▶ **Work instructions**:
With the pictures left out, copy the listing below exactly.

▶ **Material provided**:
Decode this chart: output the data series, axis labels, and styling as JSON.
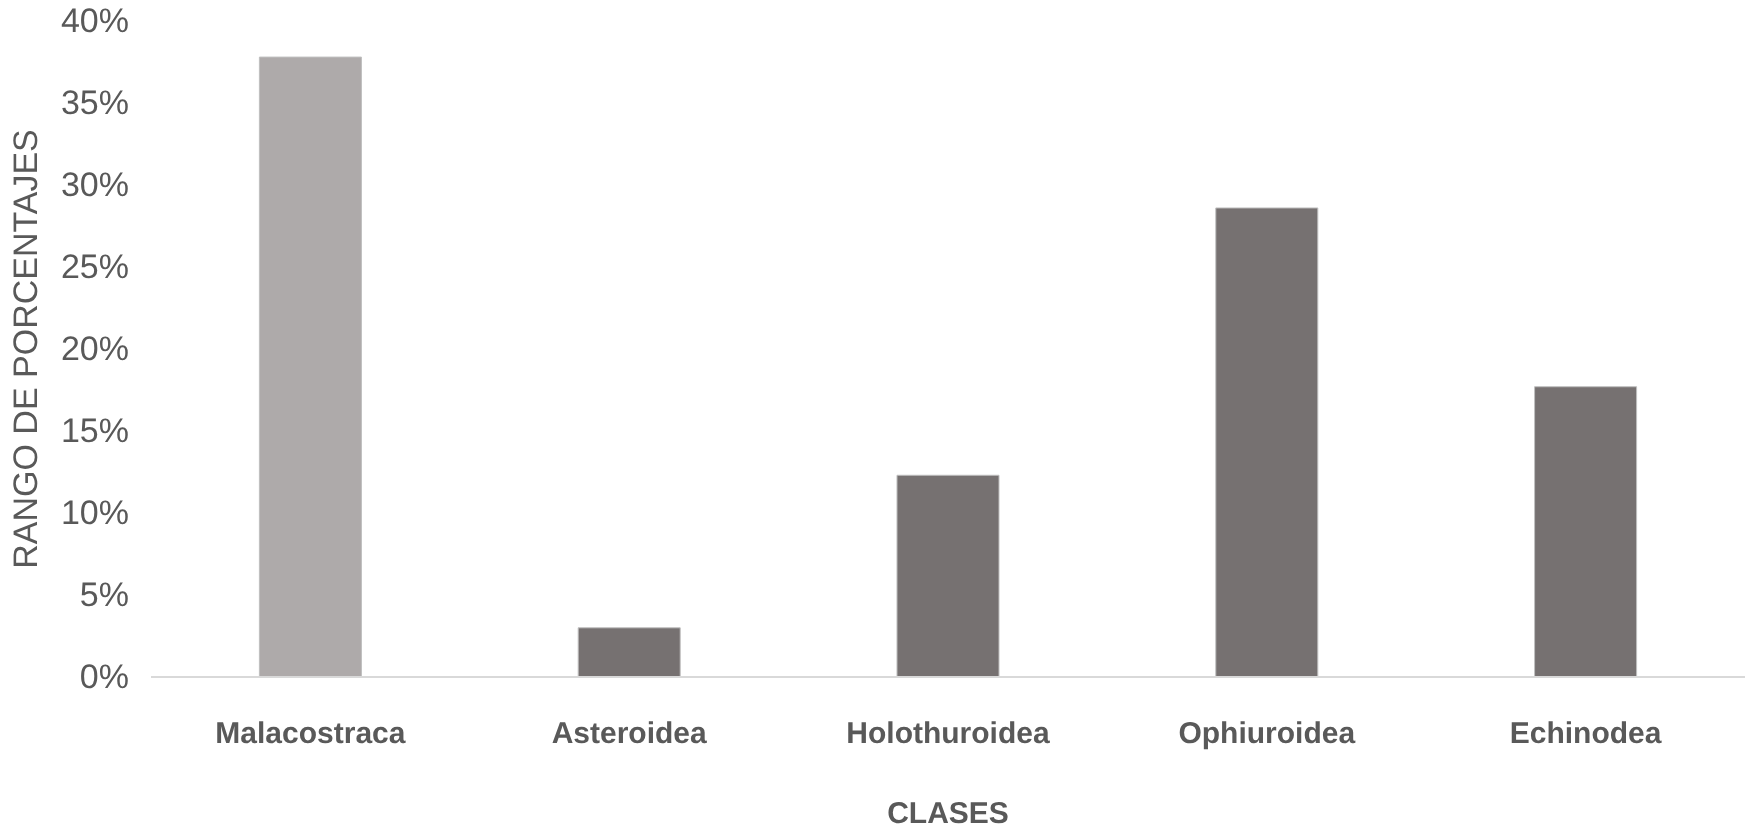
{
  "chart_data": {
    "type": "bar",
    "xlabel": "CLASES",
    "ylabel": "RANGO DE PORCENTAJES",
    "categories": [
      "Malacostraca",
      "Asteroidea",
      "Holothuroidea",
      "Ophiuroidea",
      "Echinodea"
    ],
    "values": [
      37.8,
      3.0,
      12.3,
      28.6,
      17.7
    ],
    "colors": [
      "#aeaaaa",
      "#767171",
      "#767171",
      "#767171",
      "#767171"
    ],
    "ylim": [
      0,
      40
    ],
    "yticks": [
      {
        "value": 0,
        "label": "0%"
      },
      {
        "value": 5,
        "label": "5%"
      },
      {
        "value": 10,
        "label": "10%"
      },
      {
        "value": 15,
        "label": "15%"
      },
      {
        "value": 20,
        "label": "20%"
      },
      {
        "value": 25,
        "label": "25%"
      },
      {
        "value": 30,
        "label": "30%"
      },
      {
        "value": 35,
        "label": "35%"
      },
      {
        "value": 40,
        "label": "40%"
      }
    ],
    "grid": false
  }
}
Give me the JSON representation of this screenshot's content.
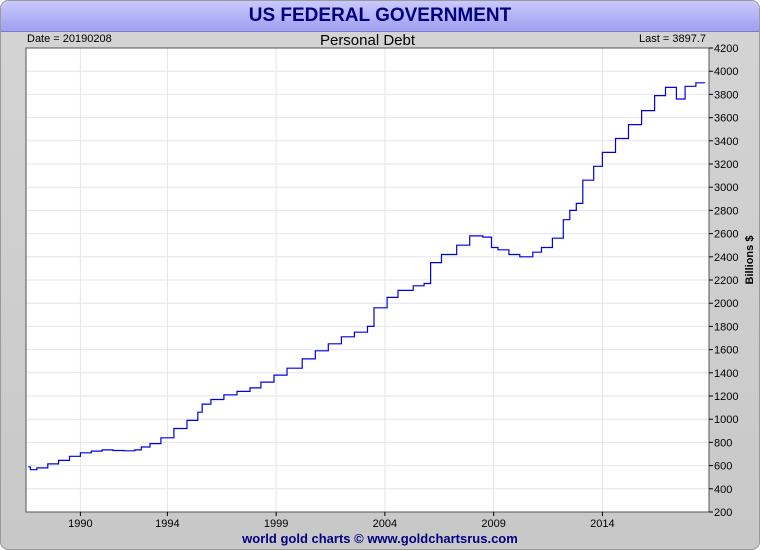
{
  "header": {
    "title": "US FEDERAL GOVERNMENT",
    "subtitle": "Personal Debt",
    "date_label": "Date = 20190208",
    "last_label": "Last = 3897.7"
  },
  "footer": {
    "credit": "world gold charts © www.goldchartsrus.com"
  },
  "colors": {
    "banner": "#a9a9f5",
    "title": "#000080",
    "line": "#0000e0",
    "grid": "#e2e6ee",
    "frame": "#c8c8c8"
  },
  "chart_data": {
    "type": "line",
    "title": "Personal Debt",
    "xlabel": "",
    "ylabel": "Billions $",
    "xlim": [
      1987.5,
      2018.9
    ],
    "ylim": [
      200,
      4200
    ],
    "x_ticks": [
      1990,
      1994,
      1999,
      2004,
      2009,
      2014
    ],
    "y_ticks": [
      200,
      400,
      600,
      800,
      1000,
      1200,
      1400,
      1600,
      1800,
      2000,
      2200,
      2400,
      2600,
      2800,
      3000,
      3200,
      3400,
      3600,
      3800,
      4000,
      4200
    ],
    "grid": true,
    "y_axis_side": "right",
    "series": [
      {
        "x": [
          1987.6,
          1987.7,
          1988.0,
          1988.5,
          1989.0,
          1989.5,
          1990.0,
          1990.5,
          1991.0,
          1991.5,
          1992.0,
          1992.5,
          1992.8,
          1993.2,
          1993.7,
          1994.3,
          1994.9,
          1995.4,
          1995.6,
          1996.0,
          1996.6,
          1997.2,
          1997.8,
          1998.3,
          1998.9,
          1999.5,
          2000.2,
          2000.8,
          2001.4,
          2002.0,
          2002.6,
          2003.2,
          2003.5,
          2004.1,
          2004.6,
          2005.3,
          2005.8,
          2006.1,
          2006.6,
          2007.3,
          2007.9,
          2008.5,
          2008.9,
          2009.2,
          2009.7,
          2010.2,
          2010.8,
          2011.2,
          2011.7,
          2012.2,
          2012.5,
          2012.8,
          2013.1,
          2013.6,
          2014.0,
          2014.6,
          2015.2,
          2015.8,
          2016.4,
          2016.9,
          2017.4,
          2017.8,
          2018.3,
          2018.7
        ],
        "values": [
          590,
          565,
          580,
          615,
          645,
          680,
          710,
          725,
          735,
          730,
          728,
          735,
          760,
          790,
          840,
          920,
          990,
          1060,
          1130,
          1170,
          1210,
          1240,
          1270,
          1320,
          1380,
          1440,
          1520,
          1590,
          1650,
          1710,
          1750,
          1800,
          1960,
          2050,
          2110,
          2150,
          2170,
          2350,
          2420,
          2500,
          2580,
          2570,
          2480,
          2460,
          2420,
          2400,
          2440,
          2480,
          2560,
          2720,
          2800,
          2860,
          3060,
          3180,
          3300,
          3420,
          3540,
          3660,
          3790,
          3860,
          3760,
          3870,
          3900,
          3897.7
        ]
      }
    ]
  }
}
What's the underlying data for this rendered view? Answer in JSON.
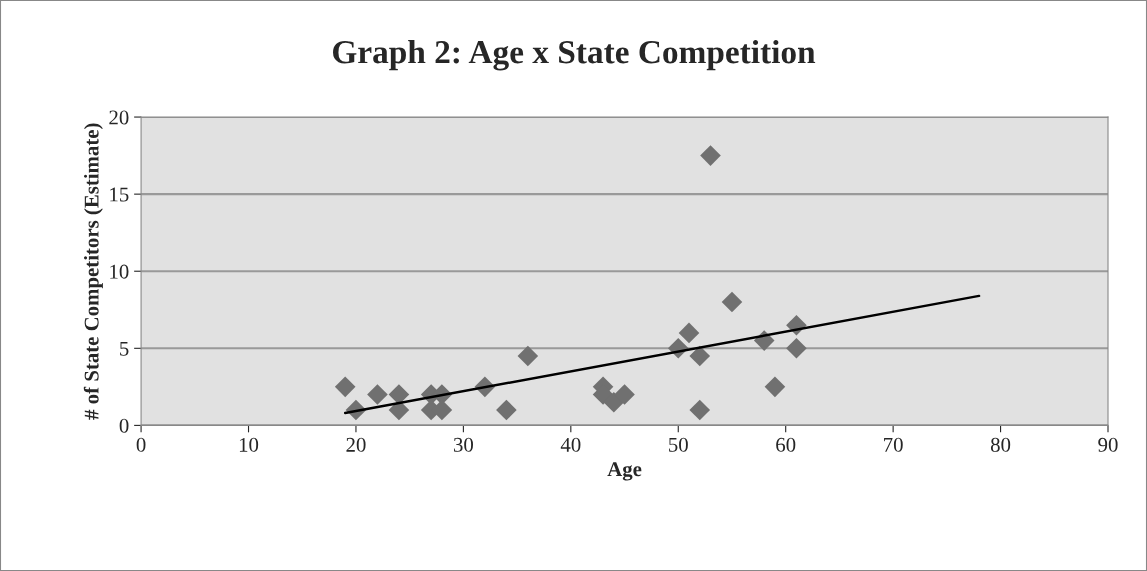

▶ **Exercise result**:
Decode this chart: output the data series, axis labels, and styling as JSON.
{
  "chart_data": {
    "type": "bar",
    "xlabel": "CLASES",
    "ylabel": "RANGO DE PORCENTAJES",
    "categories": [
      "Malacostraca",
      "Asteroidea",
      "Holothuroidea",
      "Ophiuroidea",
      "Echinodea"
    ],
    "values": [
      37.8,
      3.0,
      12.3,
      28.6,
      17.7
    ],
    "colors": [
      "#aeaaaa",
      "#767171",
      "#767171",
      "#767171",
      "#767171"
    ],
    "ylim": [
      0,
      40
    ],
    "yticks": [
      {
        "value": 0,
        "label": "0%"
      },
      {
        "value": 5,
        "label": "5%"
      },
      {
        "value": 10,
        "label": "10%"
      },
      {
        "value": 15,
        "label": "15%"
      },
      {
        "value": 20,
        "label": "20%"
      },
      {
        "value": 25,
        "label": "25%"
      },
      {
        "value": 30,
        "label": "30%"
      },
      {
        "value": 35,
        "label": "35%"
      },
      {
        "value": 40,
        "label": "40%"
      }
    ],
    "grid": false
  }
}
Give me the JSON representation of this screenshot's content.
{
  "header": {
    "title": "US FEDERAL GOVERNMENT",
    "subtitle": "Personal Debt",
    "date_label": "Date = 20190208",
    "last_label": "Last = 3897.7"
  },
  "footer": {
    "credit": "world gold charts © www.goldchartsrus.com"
  },
  "colors": {
    "banner": "#a9a9f5",
    "title": "#000080",
    "line": "#0000e0",
    "grid": "#e2e6ee",
    "frame": "#c8c8c8"
  },
  "chart_data": {
    "type": "line",
    "title": "Personal Debt",
    "xlabel": "",
    "ylabel": "Billions $",
    "xlim": [
      1987.5,
      2018.9
    ],
    "ylim": [
      200,
      4200
    ],
    "x_ticks": [
      1990,
      1994,
      1999,
      2004,
      2009,
      2014
    ],
    "y_ticks": [
      200,
      400,
      600,
      800,
      1000,
      1200,
      1400,
      1600,
      1800,
      2000,
      2200,
      2400,
      2600,
      2800,
      3000,
      3200,
      3400,
      3600,
      3800,
      4000,
      4200
    ],
    "grid": true,
    "y_axis_side": "right",
    "series": [
      {
        "x": [
          1987.6,
          1987.7,
          1988.0,
          1988.5,
          1989.0,
          1989.5,
          1990.0,
          1990.5,
          1991.0,
          1991.5,
          1992.0,
          1992.5,
          1992.8,
          1993.2,
          1993.7,
          1994.3,
          1994.9,
          1995.4,
          1995.6,
          1996.0,
          1996.6,
          1997.2,
          1997.8,
          1998.3,
          1998.9,
          1999.5,
          2000.2,
          2000.8,
          2001.4,
          2002.0,
          2002.6,
          2003.2,
          2003.5,
          2004.1,
          2004.6,
          2005.3,
          2005.8,
          2006.1,
          2006.6,
          2007.3,
          2007.9,
          2008.5,
          2008.9,
          2009.2,
          2009.7,
          2010.2,
          2010.8,
          2011.2,
          2011.7,
          2012.2,
          2012.5,
          2012.8,
          2013.1,
          2013.6,
          2014.0,
          2014.6,
          2015.2,
          2015.8,
          2016.4,
          2016.9,
          2017.4,
          2017.8,
          2018.3,
          2018.7
        ],
        "values": [
          590,
          565,
          580,
          615,
          645,
          680,
          710,
          725,
          735,
          730,
          728,
          735,
          760,
          790,
          840,
          920,
          990,
          1060,
          1130,
          1170,
          1210,
          1240,
          1270,
          1320,
          1380,
          1440,
          1520,
          1590,
          1650,
          1710,
          1750,
          1800,
          1960,
          2050,
          2110,
          2150,
          2170,
          2350,
          2420,
          2500,
          2580,
          2570,
          2480,
          2460,
          2420,
          2400,
          2440,
          2480,
          2560,
          2720,
          2800,
          2860,
          3060,
          3180,
          3300,
          3420,
          3540,
          3660,
          3790,
          3860,
          3760,
          3870,
          3900,
          3897.7
        ]
      }
    ]
  }
}
What's the underlying data for this rendered view? Answer in JSON.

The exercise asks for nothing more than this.